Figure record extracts
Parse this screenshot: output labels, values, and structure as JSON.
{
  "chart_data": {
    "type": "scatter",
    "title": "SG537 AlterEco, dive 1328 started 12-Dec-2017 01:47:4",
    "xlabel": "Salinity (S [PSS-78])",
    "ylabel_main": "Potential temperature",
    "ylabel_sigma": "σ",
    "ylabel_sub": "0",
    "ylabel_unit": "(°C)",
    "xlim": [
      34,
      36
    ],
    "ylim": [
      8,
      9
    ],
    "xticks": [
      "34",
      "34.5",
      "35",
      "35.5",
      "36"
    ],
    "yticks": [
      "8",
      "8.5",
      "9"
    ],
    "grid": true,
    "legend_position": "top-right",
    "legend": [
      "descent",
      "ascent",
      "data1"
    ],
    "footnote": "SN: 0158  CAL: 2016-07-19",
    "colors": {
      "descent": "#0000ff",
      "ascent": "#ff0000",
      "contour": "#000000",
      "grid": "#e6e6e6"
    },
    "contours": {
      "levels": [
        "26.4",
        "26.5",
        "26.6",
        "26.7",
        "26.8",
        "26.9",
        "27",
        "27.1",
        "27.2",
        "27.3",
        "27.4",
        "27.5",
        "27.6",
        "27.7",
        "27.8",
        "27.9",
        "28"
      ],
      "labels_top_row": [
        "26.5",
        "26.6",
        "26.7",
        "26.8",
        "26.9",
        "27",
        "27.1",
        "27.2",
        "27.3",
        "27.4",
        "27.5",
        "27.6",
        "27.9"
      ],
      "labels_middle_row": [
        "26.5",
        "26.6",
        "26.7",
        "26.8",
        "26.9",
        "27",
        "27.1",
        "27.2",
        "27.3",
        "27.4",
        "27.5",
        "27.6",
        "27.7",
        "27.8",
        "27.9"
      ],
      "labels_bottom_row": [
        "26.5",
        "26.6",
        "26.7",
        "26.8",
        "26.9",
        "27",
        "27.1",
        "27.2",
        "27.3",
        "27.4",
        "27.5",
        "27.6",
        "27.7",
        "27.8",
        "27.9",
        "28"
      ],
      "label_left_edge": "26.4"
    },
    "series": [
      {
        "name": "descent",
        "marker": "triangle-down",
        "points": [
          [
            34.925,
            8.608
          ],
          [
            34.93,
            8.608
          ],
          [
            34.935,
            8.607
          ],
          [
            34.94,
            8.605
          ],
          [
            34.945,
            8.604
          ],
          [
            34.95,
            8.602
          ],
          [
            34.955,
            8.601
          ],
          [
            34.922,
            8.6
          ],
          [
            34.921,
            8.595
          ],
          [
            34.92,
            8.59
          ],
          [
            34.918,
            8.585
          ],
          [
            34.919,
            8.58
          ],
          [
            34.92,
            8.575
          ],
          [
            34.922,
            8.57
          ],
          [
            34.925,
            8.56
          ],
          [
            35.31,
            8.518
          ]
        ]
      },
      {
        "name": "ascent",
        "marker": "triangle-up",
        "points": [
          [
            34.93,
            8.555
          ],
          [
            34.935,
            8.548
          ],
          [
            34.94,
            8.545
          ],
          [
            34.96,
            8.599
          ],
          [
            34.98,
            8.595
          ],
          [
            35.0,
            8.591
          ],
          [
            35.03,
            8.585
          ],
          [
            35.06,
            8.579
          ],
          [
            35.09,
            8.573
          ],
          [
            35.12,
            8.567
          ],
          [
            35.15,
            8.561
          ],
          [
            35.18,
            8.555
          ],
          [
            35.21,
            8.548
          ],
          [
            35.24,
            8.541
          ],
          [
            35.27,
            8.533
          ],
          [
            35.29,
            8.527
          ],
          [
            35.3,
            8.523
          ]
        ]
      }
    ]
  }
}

TASK INSTRUCTIONS
How many lines of these entries contain the string "marker"? Reply with the number alone.

EXERCISE RESULT
2